Given task:
How many lines hold the string "glyph"? Reply with the number alone.

Data lines:
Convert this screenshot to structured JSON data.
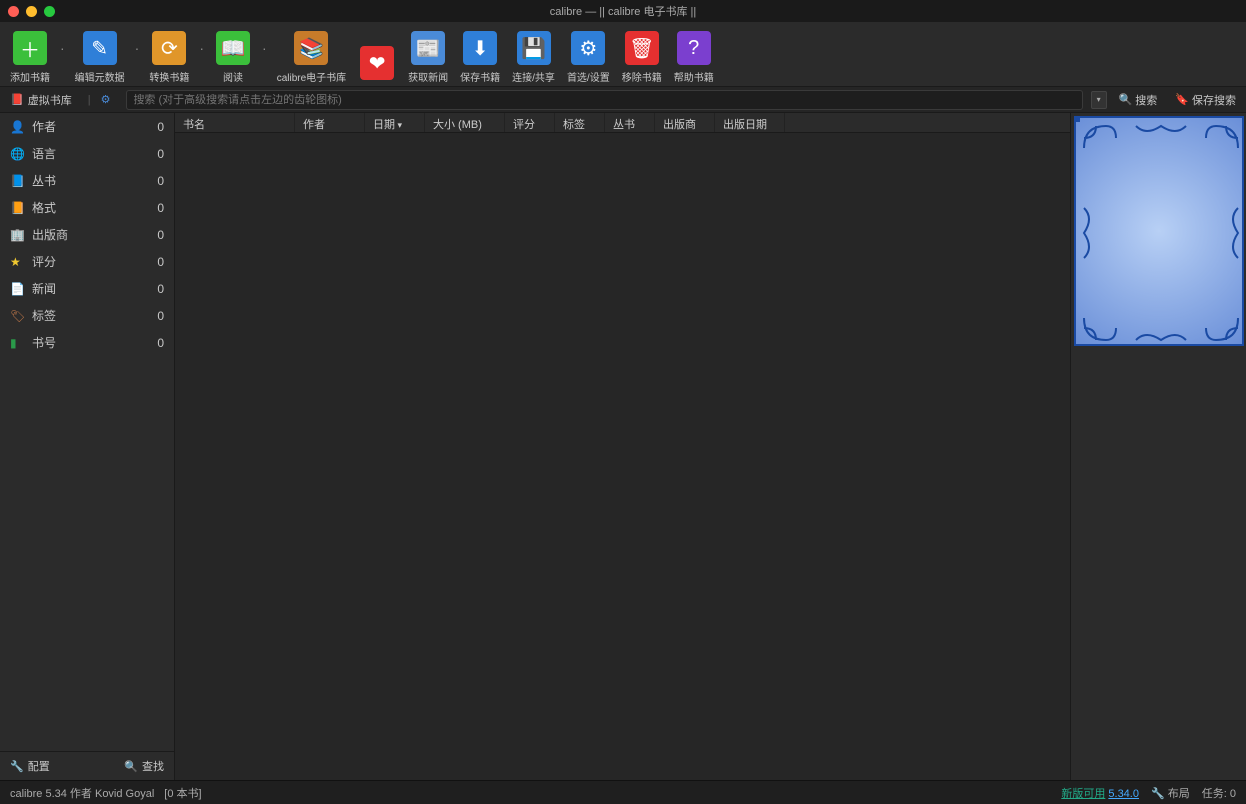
{
  "titlebar": {
    "title": "calibre — || calibre 电子书库 ||"
  },
  "toolbar": [
    {
      "id": "add",
      "label": "添加书籍",
      "color": "#3bbf3b",
      "glyph": "＋"
    },
    {
      "id": "edit",
      "label": "编辑元数据",
      "color": "#2f7fd8",
      "glyph": "✎"
    },
    {
      "id": "convert",
      "label": "转换书籍",
      "color": "#e0962a",
      "glyph": "⟳"
    },
    {
      "id": "view",
      "label": "阅读",
      "color": "#3bbf3b",
      "glyph": "📖"
    },
    {
      "id": "library",
      "label": "calibre电子书库",
      "color": "#c77b2a",
      "glyph": "📚"
    },
    {
      "id": "donate",
      "label": "",
      "color": "#e53030",
      "glyph": "❤"
    },
    {
      "id": "fetch",
      "label": "获取新闻",
      "color": "#4a8bd8",
      "glyph": "📰"
    },
    {
      "id": "save",
      "label": "保存书籍",
      "color": "#2f7fd8",
      "glyph": "⬇"
    },
    {
      "id": "connect",
      "label": "连接/共享",
      "color": "#2f7fd8",
      "glyph": "💾"
    },
    {
      "id": "prefs",
      "label": "首选/设置",
      "color": "#2f7fd8",
      "glyph": "⚙"
    },
    {
      "id": "remove",
      "label": "移除书籍",
      "color": "#e53030",
      "glyph": "🗑"
    },
    {
      "id": "help",
      "label": "帮助书籍",
      "color": "#7b3fcf",
      "glyph": "?"
    }
  ],
  "searchbar": {
    "virtual_library": "虚拟书库",
    "placeholder": "搜索 (对于高级搜索请点击左边的齿轮图标)",
    "search_btn": "搜索",
    "saved_btn": "保存搜索"
  },
  "sidebar": {
    "items": [
      {
        "icon": "author",
        "color": "#3a8de0",
        "label": "作者",
        "count": 0
      },
      {
        "icon": "lang",
        "color": "#5a6ed0",
        "label": "语言",
        "count": 0
      },
      {
        "icon": "series",
        "color": "#2a95c5",
        "label": "丛书",
        "count": 0
      },
      {
        "icon": "format",
        "color": "#c78a3a",
        "label": "格式",
        "count": 0
      },
      {
        "icon": "pub",
        "color": "#2a7fbf",
        "label": "出版商",
        "count": 0
      },
      {
        "icon": "rating",
        "color": "#f0c830",
        "label": "评分",
        "count": 0
      },
      {
        "icon": "news",
        "color": "#aaa",
        "label": "新闻",
        "count": 0
      },
      {
        "icon": "tag",
        "color": "#c77b4a",
        "label": "标签",
        "count": 0
      },
      {
        "icon": "id",
        "color": "#2a9a4a",
        "label": "书号",
        "count": 0
      }
    ],
    "bottom": {
      "config": "配置",
      "find": "查找"
    }
  },
  "columns": [
    {
      "id": "title",
      "label": "书名",
      "w": 120
    },
    {
      "id": "author",
      "label": "作者",
      "w": 70
    },
    {
      "id": "date",
      "label": "日期",
      "w": 60,
      "sort": true
    },
    {
      "id": "size",
      "label": "大小 (MB)",
      "w": 80
    },
    {
      "id": "rating",
      "label": "评分",
      "w": 50
    },
    {
      "id": "tags",
      "label": "标签",
      "w": 50
    },
    {
      "id": "series",
      "label": "丛书",
      "w": 50
    },
    {
      "id": "publisher",
      "label": "出版商",
      "w": 60
    },
    {
      "id": "pubdate",
      "label": "出版日期",
      "w": 70
    }
  ],
  "statusbar": {
    "version_text": "calibre 5.34 作者 Kovid Goyal",
    "book_count": "[0 本书]",
    "update_label": "新版可用",
    "update_ver": "5.34.0",
    "layout": "布局",
    "jobs_label": "任务:",
    "jobs_count": "0"
  }
}
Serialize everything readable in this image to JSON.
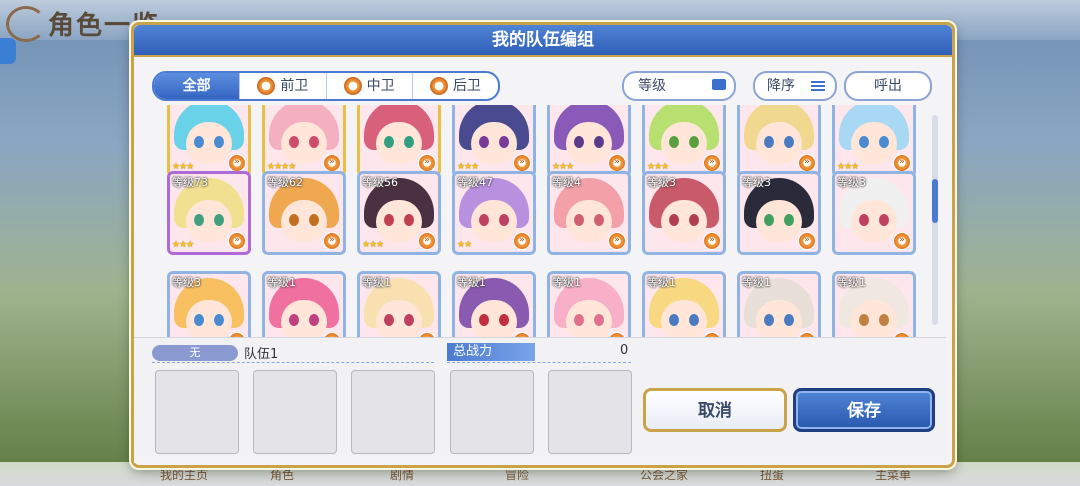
{
  "background": {
    "title": "角色一览",
    "bottom_tabs": [
      "我的主页",
      "角色",
      "剧情",
      "冒险",
      "公会之家",
      "扭蛋",
      "主菜单"
    ]
  },
  "dialog": {
    "title": "我的队伍编组",
    "tabs": [
      {
        "label": "全部",
        "active": true
      },
      {
        "label": "前卫",
        "active": false
      },
      {
        "label": "中卫",
        "active": false
      },
      {
        "label": "后卫",
        "active": false
      }
    ],
    "sort_field_label": "等级",
    "sort_order_label": "降序",
    "call_label": "呼出"
  },
  "roster": {
    "rows": [
      [
        {
          "level": "",
          "stars": "★★★",
          "frame": "gold",
          "hair": "#6ad2e8",
          "eye": "#4a8ad0"
        },
        {
          "level": "",
          "stars": "★★★★",
          "frame": "gold",
          "hair": "#f4b0c0",
          "eye": "#d04a6a"
        },
        {
          "level": "",
          "stars": "",
          "frame": "gold",
          "hair": "#d8607a",
          "eye": "#30a080"
        },
        {
          "level": "",
          "stars": "★★★",
          "frame": "blue",
          "hair": "#4a4a90",
          "eye": "#7a3a9a"
        },
        {
          "level": "",
          "stars": "★★★",
          "frame": "blue",
          "hair": "#8a5ab8",
          "eye": "#5a3a8a"
        },
        {
          "level": "",
          "stars": "★★★",
          "frame": "blue",
          "hair": "#b8e070",
          "eye": "#5aa040"
        },
        {
          "level": "",
          "stars": "",
          "frame": "blue",
          "hair": "#f0d890",
          "eye": "#4a7ac0"
        },
        {
          "level": "",
          "stars": "★★★",
          "frame": "blue",
          "hair": "#a8d8f4",
          "eye": "#4a8ad0"
        }
      ],
      [
        {
          "level": "等级73",
          "stars": "★★★",
          "frame": "purple",
          "hair": "#f0e090",
          "eye": "#40a080"
        },
        {
          "level": "等级62",
          "stars": "",
          "frame": "blue",
          "hair": "#f0a850",
          "eye": "#c07020"
        },
        {
          "level": "等级56",
          "stars": "★★★",
          "frame": "blue",
          "hair": "#4a3040",
          "eye": "#c04050"
        },
        {
          "level": "等级47",
          "stars": "★★",
          "frame": "blue",
          "hair": "#b890e0",
          "eye": "#c04060"
        },
        {
          "level": "等级4",
          "stars": "",
          "frame": "blue",
          "hair": "#f4a0a8",
          "eye": "#d06070"
        },
        {
          "level": "等级3",
          "stars": "",
          "frame": "blue",
          "hair": "#c85a6a",
          "eye": "#b04050"
        },
        {
          "level": "等级3",
          "stars": "",
          "frame": "blue",
          "hair": "#2a2a3a",
          "eye": "#40a060"
        },
        {
          "level": "等级3",
          "stars": "",
          "frame": "blue",
          "hair": "#f0f0f0",
          "eye": "#c04060"
        }
      ],
      [
        {
          "level": "等级3",
          "stars": "",
          "frame": "blue",
          "hair": "#f8c060",
          "eye": "#4a8ad0"
        },
        {
          "level": "等级1",
          "stars": "",
          "frame": "blue",
          "hair": "#f070a0",
          "eye": "#c04080"
        },
        {
          "level": "等级1",
          "stars": "",
          "frame": "blue",
          "hair": "#f8e0b0",
          "eye": "#c04060"
        },
        {
          "level": "等级1",
          "stars": "",
          "frame": "blue",
          "hair": "#8a5ab0",
          "eye": "#c03040"
        },
        {
          "level": "等级1",
          "stars": "",
          "frame": "blue",
          "hair": "#f8b0c8",
          "eye": "#e07090"
        },
        {
          "level": "等级1",
          "stars": "",
          "frame": "blue",
          "hair": "#f8d880",
          "eye": "#4a7ac0"
        },
        {
          "level": "等级1",
          "stars": "",
          "frame": "blue",
          "hair": "#e8e0d8",
          "eye": "#4a7ac0"
        },
        {
          "level": "等级1",
          "stars": "",
          "frame": "blue",
          "hair": "#f0e8e0",
          "eye": "#c08040"
        }
      ]
    ]
  },
  "team": {
    "none_badge": "无",
    "name": "队伍1",
    "power_label": "总战力",
    "power_value": "0",
    "slot_count": 5
  },
  "buttons": {
    "cancel": "取消",
    "save": "保存"
  },
  "colors": {
    "accent_blue": "#3565c2",
    "frame_gold": "#c9a24a"
  }
}
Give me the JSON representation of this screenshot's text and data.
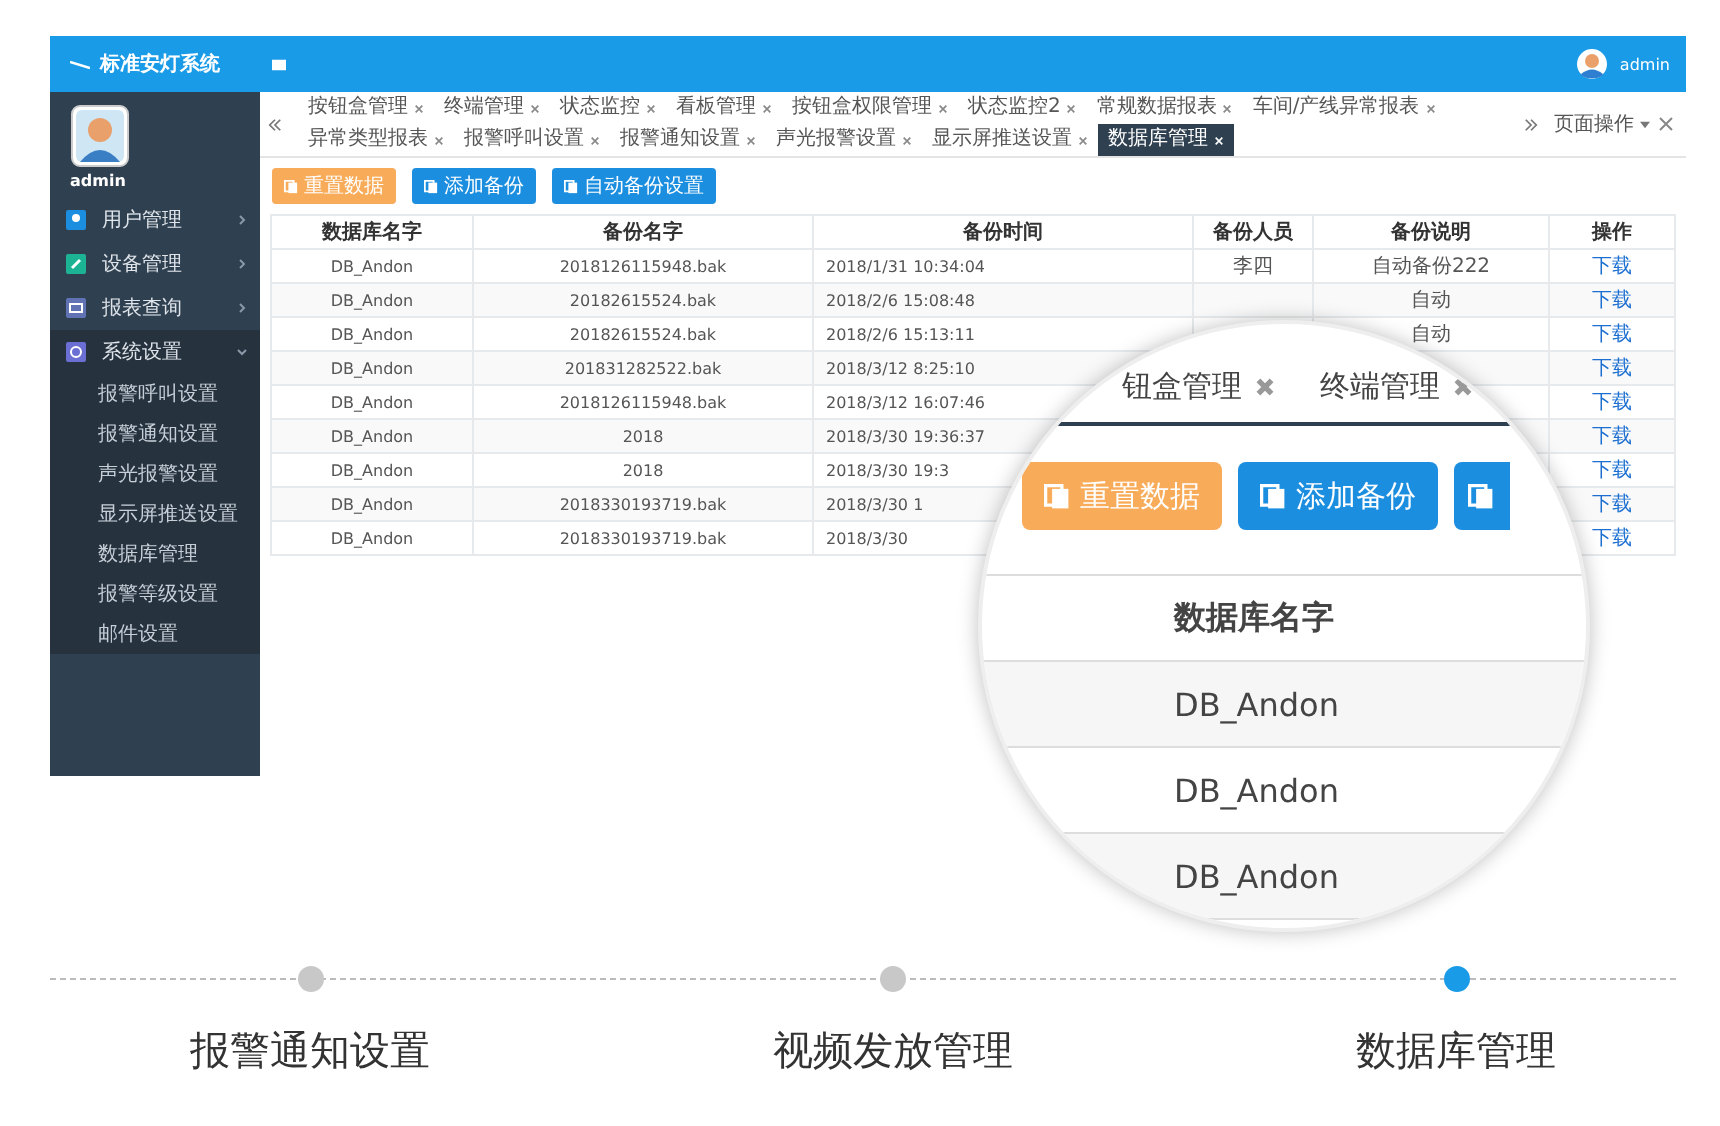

Task output:
12